- WRITTEN EXERCISE -
Find each line containing the string "nových". Copy it.

[Saved entries]

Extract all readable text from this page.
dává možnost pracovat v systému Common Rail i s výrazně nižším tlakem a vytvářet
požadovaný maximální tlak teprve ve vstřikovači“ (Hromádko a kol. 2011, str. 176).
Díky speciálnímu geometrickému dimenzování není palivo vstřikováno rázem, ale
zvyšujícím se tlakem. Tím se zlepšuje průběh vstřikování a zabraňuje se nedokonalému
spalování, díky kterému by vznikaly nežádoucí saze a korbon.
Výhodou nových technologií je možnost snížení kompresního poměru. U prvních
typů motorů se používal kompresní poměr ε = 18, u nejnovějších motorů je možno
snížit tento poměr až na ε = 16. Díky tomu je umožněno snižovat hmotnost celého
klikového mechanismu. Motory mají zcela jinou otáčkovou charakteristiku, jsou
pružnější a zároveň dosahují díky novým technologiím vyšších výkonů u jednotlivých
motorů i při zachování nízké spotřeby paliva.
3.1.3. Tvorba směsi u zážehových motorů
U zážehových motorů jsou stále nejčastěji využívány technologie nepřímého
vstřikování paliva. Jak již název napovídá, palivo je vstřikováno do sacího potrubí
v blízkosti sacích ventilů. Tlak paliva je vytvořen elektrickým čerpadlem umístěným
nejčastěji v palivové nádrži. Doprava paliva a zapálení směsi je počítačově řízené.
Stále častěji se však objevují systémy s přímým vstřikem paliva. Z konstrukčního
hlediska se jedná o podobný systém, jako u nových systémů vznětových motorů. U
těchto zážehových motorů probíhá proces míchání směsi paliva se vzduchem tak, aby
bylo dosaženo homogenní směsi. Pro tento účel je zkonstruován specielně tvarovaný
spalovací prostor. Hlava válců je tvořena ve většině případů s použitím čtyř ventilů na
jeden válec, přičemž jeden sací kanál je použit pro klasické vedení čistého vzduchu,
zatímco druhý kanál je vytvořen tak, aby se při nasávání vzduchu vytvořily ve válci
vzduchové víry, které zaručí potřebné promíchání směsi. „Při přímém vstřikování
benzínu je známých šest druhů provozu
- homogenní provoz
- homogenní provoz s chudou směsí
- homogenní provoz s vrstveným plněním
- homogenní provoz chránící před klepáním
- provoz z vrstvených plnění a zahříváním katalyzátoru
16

- FULL ANSWER -
Výhodou nových technologií je možnost snížení kompresního poměru. U prvních
hlediska se jedná o podobný systém, jako u nových systémů vznětových motorů. U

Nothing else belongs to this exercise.